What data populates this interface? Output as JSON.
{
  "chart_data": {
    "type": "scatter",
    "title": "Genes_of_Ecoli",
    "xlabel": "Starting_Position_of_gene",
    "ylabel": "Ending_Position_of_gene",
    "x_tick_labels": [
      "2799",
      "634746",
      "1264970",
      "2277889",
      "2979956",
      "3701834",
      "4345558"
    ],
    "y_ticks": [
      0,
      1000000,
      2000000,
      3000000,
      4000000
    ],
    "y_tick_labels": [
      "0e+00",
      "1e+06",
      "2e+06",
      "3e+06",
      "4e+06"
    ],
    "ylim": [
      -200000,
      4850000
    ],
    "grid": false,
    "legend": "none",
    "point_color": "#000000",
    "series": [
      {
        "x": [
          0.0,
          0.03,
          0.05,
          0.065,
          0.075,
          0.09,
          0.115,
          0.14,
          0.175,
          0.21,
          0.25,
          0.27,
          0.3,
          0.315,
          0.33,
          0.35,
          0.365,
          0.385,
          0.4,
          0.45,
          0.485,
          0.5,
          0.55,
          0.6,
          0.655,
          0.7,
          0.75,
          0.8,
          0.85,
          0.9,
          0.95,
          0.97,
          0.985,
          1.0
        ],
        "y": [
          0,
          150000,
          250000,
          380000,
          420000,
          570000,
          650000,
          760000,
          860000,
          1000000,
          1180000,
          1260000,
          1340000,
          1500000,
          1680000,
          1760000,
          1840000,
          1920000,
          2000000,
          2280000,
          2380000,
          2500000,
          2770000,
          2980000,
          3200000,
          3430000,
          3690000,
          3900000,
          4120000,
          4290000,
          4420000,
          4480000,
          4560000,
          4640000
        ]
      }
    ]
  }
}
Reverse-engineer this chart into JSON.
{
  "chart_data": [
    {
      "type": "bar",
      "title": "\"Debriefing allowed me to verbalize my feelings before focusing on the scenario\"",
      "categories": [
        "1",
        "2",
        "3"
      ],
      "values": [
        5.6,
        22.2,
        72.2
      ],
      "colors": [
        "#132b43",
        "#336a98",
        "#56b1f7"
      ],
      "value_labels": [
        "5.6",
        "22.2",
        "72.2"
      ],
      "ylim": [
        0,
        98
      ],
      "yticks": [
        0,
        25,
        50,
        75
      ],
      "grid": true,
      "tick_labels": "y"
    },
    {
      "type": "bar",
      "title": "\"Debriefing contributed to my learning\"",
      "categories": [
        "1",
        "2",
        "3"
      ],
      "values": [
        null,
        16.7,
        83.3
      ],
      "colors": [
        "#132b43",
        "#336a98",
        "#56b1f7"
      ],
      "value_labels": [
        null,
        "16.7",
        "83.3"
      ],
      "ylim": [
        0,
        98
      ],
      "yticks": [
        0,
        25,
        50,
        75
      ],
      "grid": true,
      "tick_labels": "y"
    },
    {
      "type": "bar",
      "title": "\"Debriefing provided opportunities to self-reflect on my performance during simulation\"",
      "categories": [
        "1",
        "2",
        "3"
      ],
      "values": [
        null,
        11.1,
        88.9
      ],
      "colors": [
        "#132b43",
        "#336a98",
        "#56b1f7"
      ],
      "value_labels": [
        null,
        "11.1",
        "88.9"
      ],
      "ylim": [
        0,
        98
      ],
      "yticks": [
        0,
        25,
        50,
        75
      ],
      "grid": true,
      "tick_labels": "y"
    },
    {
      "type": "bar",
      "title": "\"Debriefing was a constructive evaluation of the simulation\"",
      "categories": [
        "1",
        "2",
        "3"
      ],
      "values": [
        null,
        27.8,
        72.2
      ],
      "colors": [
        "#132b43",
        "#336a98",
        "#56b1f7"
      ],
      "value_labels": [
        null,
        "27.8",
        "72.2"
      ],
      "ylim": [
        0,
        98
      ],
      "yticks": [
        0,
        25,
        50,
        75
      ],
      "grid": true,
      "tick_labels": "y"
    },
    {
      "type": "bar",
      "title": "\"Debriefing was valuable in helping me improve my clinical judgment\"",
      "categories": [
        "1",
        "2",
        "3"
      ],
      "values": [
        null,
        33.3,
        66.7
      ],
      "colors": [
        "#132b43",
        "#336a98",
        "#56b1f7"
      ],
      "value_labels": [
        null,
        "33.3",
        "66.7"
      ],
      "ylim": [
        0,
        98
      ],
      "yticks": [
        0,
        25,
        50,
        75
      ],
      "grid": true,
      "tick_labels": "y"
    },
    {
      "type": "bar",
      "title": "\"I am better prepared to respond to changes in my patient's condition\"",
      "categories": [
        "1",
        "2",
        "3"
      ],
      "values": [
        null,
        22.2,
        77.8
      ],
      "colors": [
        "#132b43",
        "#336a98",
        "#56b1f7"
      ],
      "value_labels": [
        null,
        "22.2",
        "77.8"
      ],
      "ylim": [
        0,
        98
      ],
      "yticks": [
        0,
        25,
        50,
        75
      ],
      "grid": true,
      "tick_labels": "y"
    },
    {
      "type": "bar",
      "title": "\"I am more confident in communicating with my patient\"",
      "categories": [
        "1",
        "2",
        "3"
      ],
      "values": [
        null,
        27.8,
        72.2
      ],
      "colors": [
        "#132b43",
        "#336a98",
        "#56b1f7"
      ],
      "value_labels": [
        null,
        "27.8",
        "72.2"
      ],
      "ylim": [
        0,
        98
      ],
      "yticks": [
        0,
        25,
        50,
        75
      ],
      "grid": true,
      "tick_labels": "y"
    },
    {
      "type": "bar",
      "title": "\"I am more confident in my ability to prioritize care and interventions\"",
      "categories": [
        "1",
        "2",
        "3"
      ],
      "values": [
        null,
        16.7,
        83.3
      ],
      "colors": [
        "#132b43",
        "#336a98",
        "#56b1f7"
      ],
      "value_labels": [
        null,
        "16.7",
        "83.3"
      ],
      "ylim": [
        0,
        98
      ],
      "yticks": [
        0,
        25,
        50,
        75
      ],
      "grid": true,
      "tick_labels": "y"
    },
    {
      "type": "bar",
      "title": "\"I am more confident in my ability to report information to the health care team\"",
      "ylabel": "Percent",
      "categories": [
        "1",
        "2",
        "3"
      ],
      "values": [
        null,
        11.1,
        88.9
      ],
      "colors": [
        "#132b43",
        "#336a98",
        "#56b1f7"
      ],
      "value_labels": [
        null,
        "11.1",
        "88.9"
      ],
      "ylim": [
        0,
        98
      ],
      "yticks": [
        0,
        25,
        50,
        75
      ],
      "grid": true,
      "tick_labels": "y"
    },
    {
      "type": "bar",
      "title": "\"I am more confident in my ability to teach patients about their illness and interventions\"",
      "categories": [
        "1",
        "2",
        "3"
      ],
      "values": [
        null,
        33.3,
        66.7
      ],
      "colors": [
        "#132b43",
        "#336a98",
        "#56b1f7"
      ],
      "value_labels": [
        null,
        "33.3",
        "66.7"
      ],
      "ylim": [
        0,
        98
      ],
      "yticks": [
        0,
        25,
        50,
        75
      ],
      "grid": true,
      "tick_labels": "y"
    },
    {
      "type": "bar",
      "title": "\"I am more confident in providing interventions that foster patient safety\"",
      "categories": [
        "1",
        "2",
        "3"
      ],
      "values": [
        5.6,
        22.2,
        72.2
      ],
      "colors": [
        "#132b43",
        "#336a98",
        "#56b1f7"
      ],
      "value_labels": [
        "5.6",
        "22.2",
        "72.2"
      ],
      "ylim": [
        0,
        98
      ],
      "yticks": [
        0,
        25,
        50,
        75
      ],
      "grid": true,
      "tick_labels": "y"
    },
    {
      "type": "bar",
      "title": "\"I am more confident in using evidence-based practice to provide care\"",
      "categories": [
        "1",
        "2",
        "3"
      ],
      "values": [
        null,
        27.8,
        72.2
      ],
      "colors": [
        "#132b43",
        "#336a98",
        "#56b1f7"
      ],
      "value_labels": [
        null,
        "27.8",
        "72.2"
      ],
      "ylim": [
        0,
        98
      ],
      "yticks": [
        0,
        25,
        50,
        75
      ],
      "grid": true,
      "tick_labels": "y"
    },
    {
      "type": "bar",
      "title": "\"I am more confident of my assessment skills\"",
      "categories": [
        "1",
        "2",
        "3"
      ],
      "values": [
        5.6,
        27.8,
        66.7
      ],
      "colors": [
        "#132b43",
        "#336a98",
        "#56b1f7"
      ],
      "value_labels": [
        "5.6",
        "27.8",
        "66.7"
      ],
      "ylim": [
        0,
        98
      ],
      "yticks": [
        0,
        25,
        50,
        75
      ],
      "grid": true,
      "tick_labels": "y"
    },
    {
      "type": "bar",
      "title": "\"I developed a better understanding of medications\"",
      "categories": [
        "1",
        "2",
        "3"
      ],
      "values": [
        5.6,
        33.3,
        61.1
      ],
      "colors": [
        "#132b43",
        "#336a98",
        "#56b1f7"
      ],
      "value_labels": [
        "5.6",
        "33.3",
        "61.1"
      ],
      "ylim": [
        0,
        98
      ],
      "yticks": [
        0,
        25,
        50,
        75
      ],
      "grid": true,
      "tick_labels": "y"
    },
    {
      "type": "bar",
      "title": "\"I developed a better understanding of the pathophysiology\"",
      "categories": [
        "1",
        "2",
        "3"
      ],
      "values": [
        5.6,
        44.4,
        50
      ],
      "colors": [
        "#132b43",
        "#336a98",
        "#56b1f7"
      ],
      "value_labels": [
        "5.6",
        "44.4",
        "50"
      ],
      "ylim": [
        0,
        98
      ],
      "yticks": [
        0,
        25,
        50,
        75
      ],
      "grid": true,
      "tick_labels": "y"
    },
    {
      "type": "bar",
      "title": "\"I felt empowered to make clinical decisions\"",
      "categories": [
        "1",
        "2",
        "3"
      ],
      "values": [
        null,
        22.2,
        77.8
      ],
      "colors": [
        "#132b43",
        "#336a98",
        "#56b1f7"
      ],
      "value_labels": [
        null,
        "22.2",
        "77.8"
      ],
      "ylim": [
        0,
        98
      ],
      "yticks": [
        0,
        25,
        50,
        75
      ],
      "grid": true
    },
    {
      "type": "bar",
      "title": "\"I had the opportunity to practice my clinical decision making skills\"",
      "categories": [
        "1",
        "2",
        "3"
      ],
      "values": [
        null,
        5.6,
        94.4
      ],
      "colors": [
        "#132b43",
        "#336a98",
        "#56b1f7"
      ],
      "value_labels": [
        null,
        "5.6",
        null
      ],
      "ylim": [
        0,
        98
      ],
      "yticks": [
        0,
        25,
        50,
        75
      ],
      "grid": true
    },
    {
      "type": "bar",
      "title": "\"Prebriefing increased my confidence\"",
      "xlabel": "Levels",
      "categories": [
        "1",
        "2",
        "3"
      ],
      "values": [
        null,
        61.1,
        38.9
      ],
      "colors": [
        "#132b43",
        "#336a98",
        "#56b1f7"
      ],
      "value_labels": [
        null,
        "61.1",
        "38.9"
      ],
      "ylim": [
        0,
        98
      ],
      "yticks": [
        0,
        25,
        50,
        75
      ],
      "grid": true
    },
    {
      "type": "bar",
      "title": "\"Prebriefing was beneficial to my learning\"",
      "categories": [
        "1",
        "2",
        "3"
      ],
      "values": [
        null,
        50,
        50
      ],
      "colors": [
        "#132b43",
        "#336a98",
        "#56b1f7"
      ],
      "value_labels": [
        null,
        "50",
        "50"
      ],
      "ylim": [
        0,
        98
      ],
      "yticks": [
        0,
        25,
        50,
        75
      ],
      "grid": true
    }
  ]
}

=====

Go through the listing above and state how many of its lines contain "confident", with no other words.

7